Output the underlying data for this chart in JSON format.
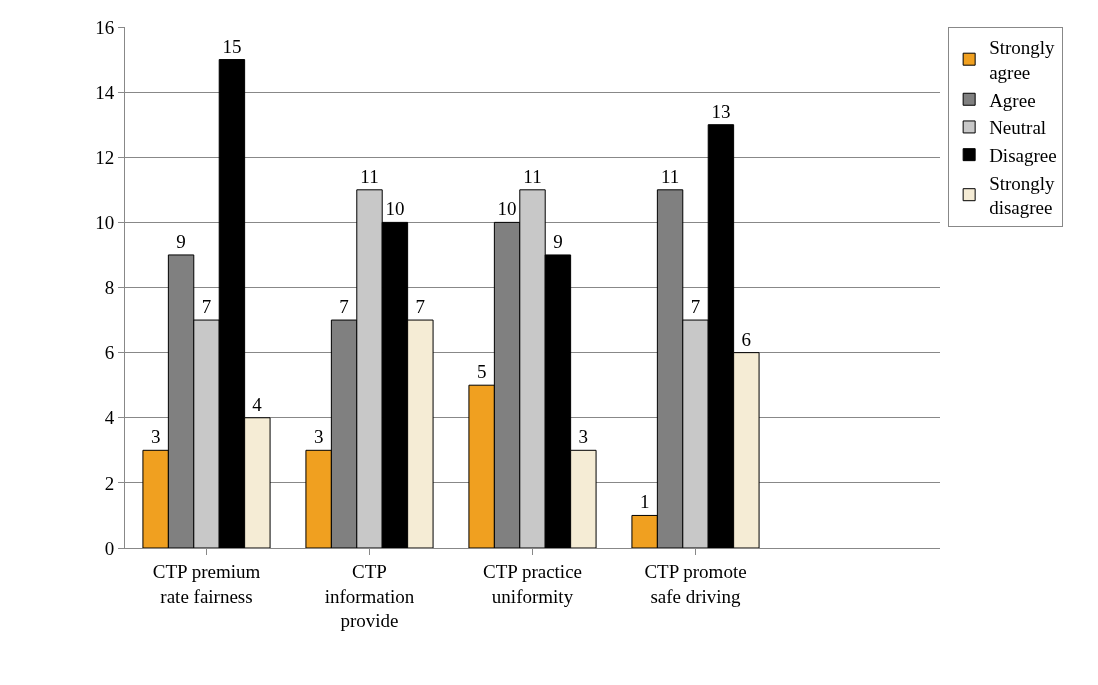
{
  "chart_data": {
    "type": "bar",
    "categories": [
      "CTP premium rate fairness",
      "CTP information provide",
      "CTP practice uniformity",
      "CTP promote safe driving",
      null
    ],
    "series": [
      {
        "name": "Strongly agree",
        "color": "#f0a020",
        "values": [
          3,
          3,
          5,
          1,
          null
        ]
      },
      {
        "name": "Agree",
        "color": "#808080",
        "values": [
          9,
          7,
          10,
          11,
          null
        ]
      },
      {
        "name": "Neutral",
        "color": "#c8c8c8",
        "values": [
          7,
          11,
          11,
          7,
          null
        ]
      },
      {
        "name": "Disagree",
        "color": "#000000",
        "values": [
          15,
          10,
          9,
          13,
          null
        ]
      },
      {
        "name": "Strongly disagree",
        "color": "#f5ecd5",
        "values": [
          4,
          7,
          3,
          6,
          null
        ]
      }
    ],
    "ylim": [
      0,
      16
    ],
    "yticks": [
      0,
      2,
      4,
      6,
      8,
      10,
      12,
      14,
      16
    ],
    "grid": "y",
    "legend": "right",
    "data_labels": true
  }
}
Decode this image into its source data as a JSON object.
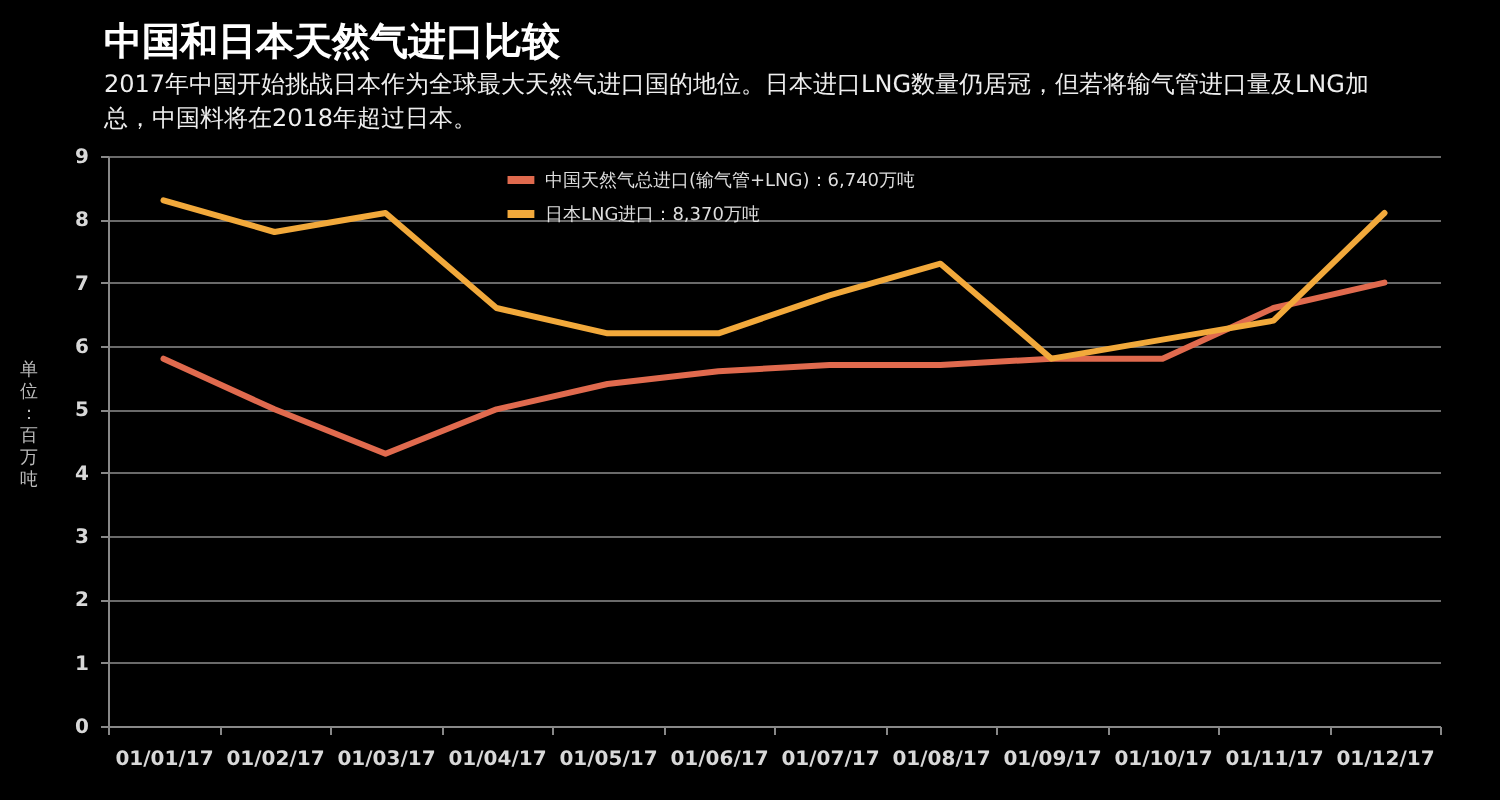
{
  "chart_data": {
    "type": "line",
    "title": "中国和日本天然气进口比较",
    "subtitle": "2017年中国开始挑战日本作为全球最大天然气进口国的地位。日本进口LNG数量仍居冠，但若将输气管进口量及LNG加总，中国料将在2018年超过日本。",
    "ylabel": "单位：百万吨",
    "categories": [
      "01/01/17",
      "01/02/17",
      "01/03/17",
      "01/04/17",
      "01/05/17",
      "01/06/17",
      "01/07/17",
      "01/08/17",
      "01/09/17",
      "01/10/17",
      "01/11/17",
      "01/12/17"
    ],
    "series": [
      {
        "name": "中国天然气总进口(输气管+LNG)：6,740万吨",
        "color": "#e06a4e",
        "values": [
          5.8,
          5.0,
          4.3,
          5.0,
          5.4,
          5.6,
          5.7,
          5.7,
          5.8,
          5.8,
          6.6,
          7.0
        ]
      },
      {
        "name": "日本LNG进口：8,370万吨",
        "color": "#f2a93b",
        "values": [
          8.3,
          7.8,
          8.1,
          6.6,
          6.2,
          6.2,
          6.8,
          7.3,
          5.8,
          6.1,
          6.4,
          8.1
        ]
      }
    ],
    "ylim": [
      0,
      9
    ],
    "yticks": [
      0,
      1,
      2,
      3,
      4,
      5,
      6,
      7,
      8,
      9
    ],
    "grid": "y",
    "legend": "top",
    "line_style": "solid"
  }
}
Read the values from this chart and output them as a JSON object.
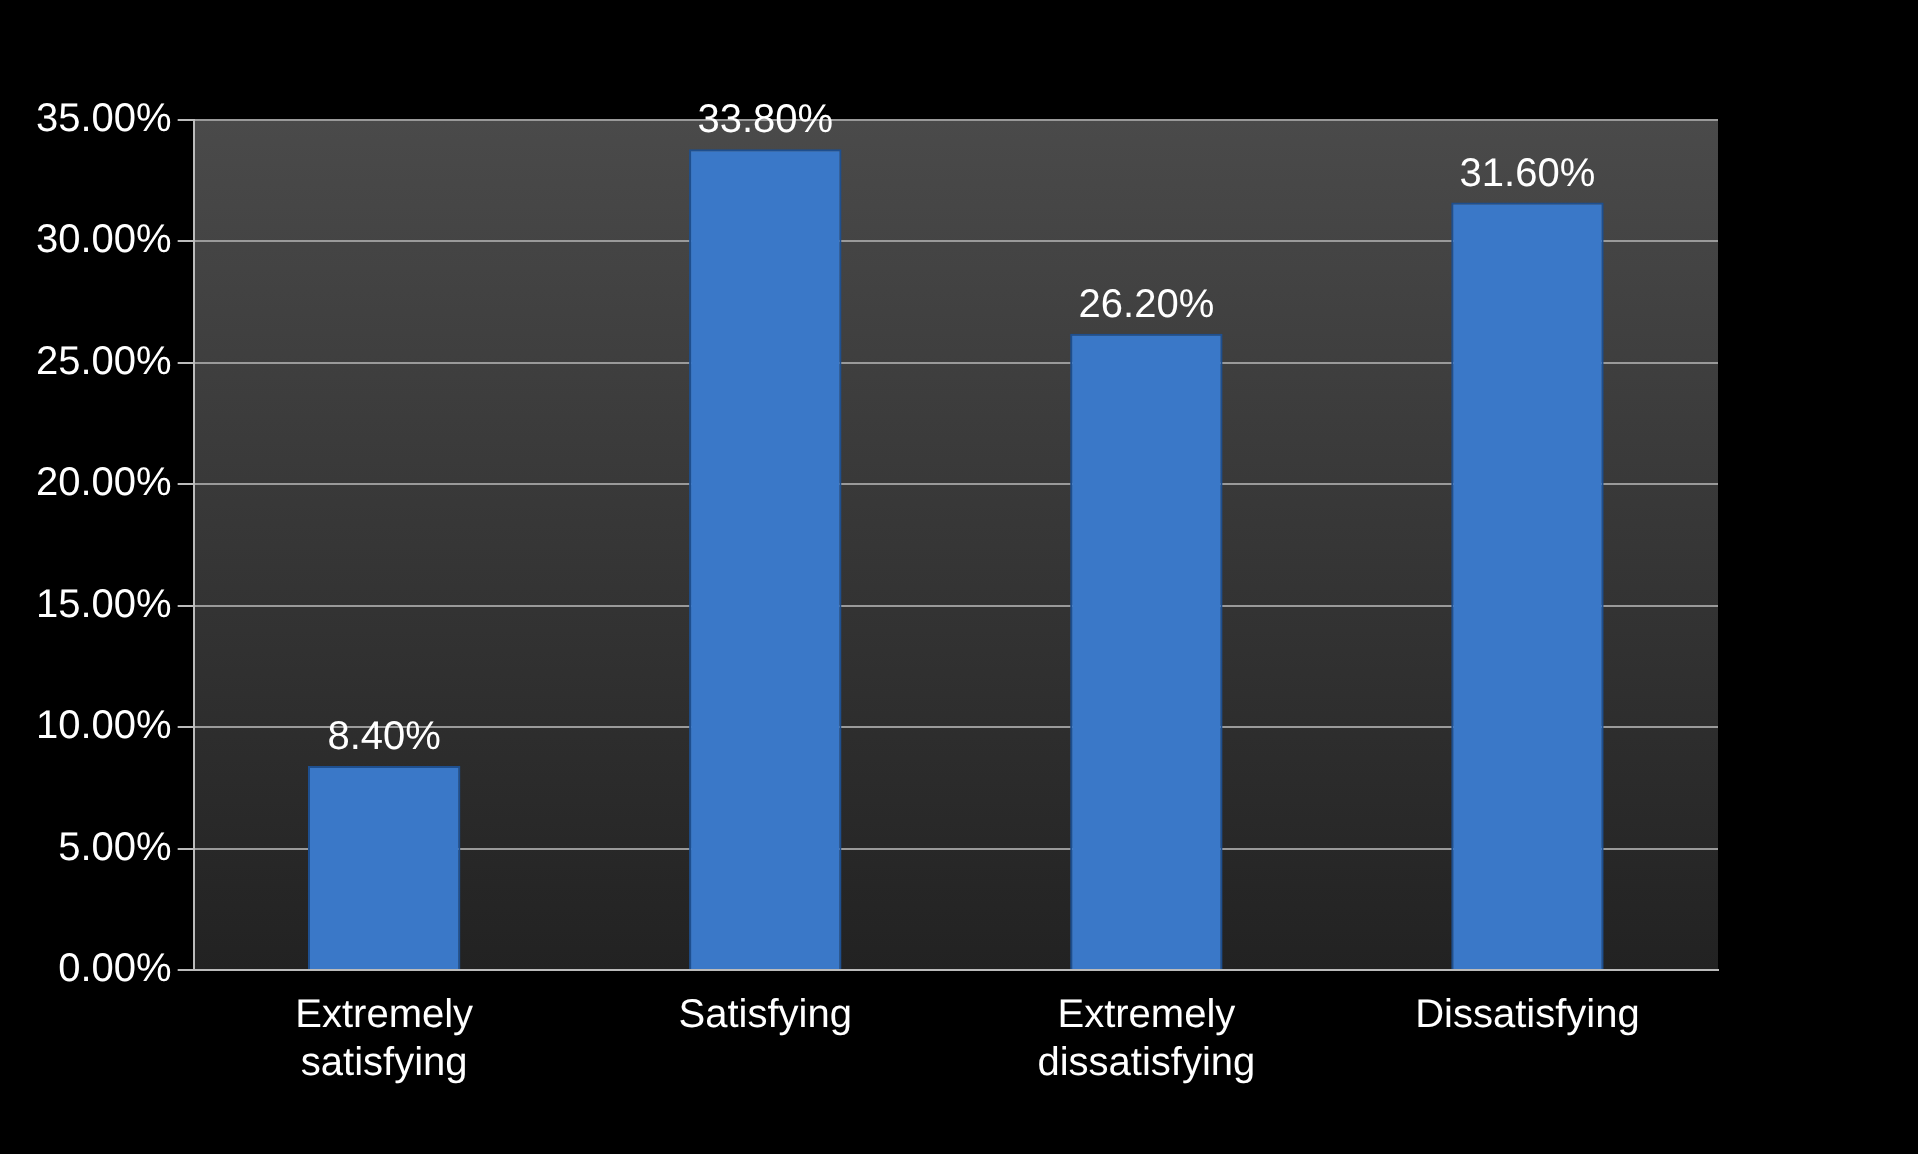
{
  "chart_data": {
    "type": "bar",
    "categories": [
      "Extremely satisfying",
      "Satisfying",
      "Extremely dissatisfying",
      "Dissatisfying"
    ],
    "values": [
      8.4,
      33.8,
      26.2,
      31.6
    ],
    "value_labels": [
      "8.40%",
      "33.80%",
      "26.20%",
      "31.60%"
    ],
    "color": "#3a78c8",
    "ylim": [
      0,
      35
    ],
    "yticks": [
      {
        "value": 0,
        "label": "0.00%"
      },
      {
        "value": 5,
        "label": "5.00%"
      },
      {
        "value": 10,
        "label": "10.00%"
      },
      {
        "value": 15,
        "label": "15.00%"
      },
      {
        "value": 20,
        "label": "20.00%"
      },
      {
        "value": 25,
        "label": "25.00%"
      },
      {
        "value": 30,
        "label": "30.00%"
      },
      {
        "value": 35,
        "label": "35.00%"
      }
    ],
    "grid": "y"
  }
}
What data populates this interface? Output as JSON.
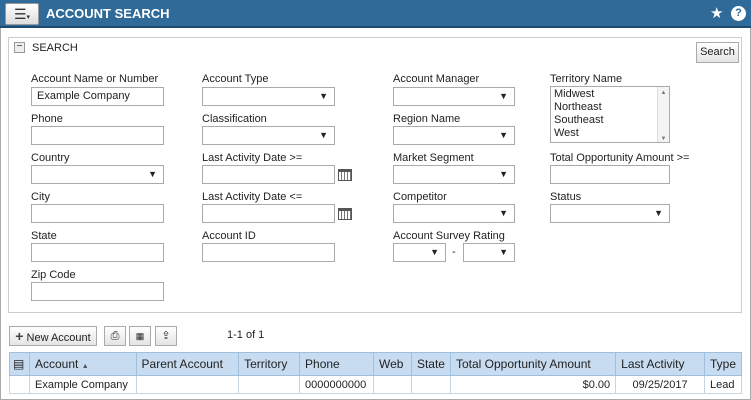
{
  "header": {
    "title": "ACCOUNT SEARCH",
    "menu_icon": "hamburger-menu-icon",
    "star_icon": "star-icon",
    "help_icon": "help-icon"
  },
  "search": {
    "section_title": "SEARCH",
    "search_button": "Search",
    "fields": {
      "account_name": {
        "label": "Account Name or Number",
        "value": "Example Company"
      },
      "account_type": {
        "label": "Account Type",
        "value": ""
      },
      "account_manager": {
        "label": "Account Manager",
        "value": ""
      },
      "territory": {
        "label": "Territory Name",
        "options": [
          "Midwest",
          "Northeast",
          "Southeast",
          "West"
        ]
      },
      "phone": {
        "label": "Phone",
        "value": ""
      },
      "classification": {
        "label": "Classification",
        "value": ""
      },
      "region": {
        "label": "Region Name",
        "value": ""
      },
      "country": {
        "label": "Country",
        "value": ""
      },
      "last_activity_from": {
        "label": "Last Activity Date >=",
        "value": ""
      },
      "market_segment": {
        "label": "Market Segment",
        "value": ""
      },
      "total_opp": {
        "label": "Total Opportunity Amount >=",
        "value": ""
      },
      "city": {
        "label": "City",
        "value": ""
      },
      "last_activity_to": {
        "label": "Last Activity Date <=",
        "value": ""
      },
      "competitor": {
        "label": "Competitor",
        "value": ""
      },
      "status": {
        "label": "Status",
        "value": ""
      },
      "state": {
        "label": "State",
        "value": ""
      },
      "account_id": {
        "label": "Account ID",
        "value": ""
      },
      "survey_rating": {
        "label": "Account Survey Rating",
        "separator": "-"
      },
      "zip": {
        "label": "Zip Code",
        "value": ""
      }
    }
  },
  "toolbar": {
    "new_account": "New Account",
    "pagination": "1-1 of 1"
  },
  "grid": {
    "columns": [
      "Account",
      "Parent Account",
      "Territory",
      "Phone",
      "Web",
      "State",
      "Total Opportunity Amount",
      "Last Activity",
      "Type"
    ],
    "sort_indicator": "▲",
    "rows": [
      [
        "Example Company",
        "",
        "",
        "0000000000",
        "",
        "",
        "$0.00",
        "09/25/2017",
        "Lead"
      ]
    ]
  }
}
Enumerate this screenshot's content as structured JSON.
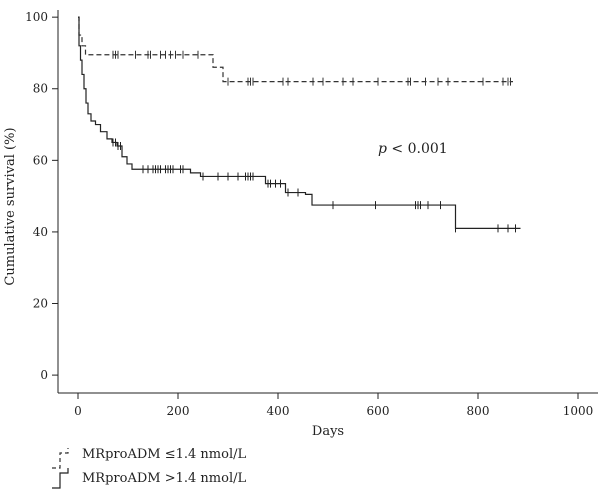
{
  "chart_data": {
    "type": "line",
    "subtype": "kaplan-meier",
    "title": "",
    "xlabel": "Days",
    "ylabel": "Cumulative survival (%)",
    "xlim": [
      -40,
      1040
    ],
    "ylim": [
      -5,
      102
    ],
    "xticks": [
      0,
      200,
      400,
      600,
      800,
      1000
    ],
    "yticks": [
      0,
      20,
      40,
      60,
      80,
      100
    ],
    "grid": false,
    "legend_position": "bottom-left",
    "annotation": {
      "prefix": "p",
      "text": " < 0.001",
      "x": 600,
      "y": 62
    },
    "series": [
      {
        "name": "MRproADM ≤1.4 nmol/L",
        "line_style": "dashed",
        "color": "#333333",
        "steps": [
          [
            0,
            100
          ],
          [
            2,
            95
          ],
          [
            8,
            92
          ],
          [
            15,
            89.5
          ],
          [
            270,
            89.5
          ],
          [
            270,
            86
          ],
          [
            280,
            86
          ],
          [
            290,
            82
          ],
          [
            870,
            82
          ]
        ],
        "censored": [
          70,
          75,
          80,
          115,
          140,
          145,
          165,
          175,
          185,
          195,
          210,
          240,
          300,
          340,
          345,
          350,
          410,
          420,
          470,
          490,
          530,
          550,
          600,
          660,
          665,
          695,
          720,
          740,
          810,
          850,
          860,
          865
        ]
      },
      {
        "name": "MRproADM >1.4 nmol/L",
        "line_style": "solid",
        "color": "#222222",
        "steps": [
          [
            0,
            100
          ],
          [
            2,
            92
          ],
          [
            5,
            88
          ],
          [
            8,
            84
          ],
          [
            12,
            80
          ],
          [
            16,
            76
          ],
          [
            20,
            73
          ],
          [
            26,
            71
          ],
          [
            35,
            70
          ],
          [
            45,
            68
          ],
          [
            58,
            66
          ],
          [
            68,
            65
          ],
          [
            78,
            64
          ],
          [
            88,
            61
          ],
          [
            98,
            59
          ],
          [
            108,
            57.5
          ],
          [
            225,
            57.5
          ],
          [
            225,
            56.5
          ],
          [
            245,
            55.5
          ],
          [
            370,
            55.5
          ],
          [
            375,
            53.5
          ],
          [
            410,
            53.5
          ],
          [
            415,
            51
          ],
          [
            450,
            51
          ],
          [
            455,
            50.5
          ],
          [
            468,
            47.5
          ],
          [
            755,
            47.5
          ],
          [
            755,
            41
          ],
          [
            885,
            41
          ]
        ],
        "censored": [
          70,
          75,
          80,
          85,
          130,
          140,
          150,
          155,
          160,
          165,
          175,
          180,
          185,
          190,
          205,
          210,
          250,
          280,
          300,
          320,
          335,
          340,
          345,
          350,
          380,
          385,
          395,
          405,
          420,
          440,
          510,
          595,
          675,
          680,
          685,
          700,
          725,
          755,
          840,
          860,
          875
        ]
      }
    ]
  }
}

» Exercise details
Go through the listing above and return every line where the word "Extremely" occurs.

» Answer in full
      "Extremely satisfying",
      "Extremely dissatisfying",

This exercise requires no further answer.